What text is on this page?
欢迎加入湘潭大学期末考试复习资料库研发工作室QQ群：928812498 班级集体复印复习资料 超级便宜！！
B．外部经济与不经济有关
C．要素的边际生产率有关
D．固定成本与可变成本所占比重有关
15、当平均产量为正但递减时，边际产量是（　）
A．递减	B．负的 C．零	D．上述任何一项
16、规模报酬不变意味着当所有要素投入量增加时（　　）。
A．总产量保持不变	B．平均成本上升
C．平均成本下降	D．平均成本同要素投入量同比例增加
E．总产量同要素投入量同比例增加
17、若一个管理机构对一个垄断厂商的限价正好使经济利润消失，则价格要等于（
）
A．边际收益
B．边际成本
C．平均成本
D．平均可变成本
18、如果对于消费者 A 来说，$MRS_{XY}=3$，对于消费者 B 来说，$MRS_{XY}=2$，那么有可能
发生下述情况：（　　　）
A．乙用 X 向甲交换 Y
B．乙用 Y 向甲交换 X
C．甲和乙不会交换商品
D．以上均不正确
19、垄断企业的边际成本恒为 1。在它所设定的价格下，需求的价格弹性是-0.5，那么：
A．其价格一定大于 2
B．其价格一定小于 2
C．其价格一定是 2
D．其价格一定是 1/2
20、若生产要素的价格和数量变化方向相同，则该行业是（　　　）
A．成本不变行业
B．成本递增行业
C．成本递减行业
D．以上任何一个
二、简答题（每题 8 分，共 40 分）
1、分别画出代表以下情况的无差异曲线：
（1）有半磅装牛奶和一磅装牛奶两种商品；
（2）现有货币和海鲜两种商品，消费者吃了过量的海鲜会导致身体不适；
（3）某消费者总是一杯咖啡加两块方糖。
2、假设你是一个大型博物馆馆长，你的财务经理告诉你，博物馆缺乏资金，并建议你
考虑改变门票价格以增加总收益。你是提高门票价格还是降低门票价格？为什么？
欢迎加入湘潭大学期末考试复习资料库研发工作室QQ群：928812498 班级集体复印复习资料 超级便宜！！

|---|

> _Prompt_
Output the full listing without altering anything.

> _Output_
What text is on this page?
欢迎加入湘潭大学期末考试复习资料库研发工作室QQ群：928812498 班级集体复印复习资料 超级便宜！！
B．外部经济与不经济有关
C．要素的边际生产率有关
D．固定成本与可变成本所占比重有关
15、当平均产量为正但递减时，边际产量是（　）
A．递减	B．负的 C．零	D．上述任何一项
16、规模报酬不变意味着当所有要素投入量增加时（　　）。
A．总产量保持不变	B．平均成本上升
C．平均成本下降	D．平均成本同要素投入量同比例增加
E．总产量同要素投入量同比例增加
17、若一个管理机构对一个垄断厂商的限价正好使经济利润消失，则价格要等于（
）
A．边际收益
B．边际成本
C．平均成本
D．平均可变成本
18、如果对于消费者 A 来说，$MRS_{XY}=3$，对于消费者 B 来说，$MRS_{XY}=2$，那么有可能
发生下述情况：（　　　）
A．乙用 X 向甲交换 Y
B．乙用 Y 向甲交换 X
C．甲和乙不会交换商品
D．以上均不正确
19、垄断企业的边际成本恒为 1。在它所设定的价格下，需求的价格弹性是-0.5，那么：
A．其价格一定大于 2
B．其价格一定小于 2
C．其价格一定是 2
D．其价格一定是 1/2
20、若生产要素的价格和数量变化方向相同，则该行业是（　　　）
A．成本不变行业
B．成本递增行业
C．成本递减行业
D．以上任何一个
二、简答题（每题 8 分，共 40 分）
1、分别画出代表以下情况的无差异曲线：
（1）有半磅装牛奶和一磅装牛奶两种商品；
（2）现有货币和海鲜两种商品，消费者吃了过量的海鲜会导致身体不适；
（3）某消费者总是一杯咖啡加两块方糖。
2、假设你是一个大型博物馆馆长，你的财务经理告诉你，博物馆缺乏资金，并建议你
考虑改变门票价格以增加总收益。你是提高门票价格还是降低门票价格？为什么？
欢迎加入湘潭大学期末考试复习资料库研发工作室QQ群：928812498 班级集体复印复习资料 超级便宜！！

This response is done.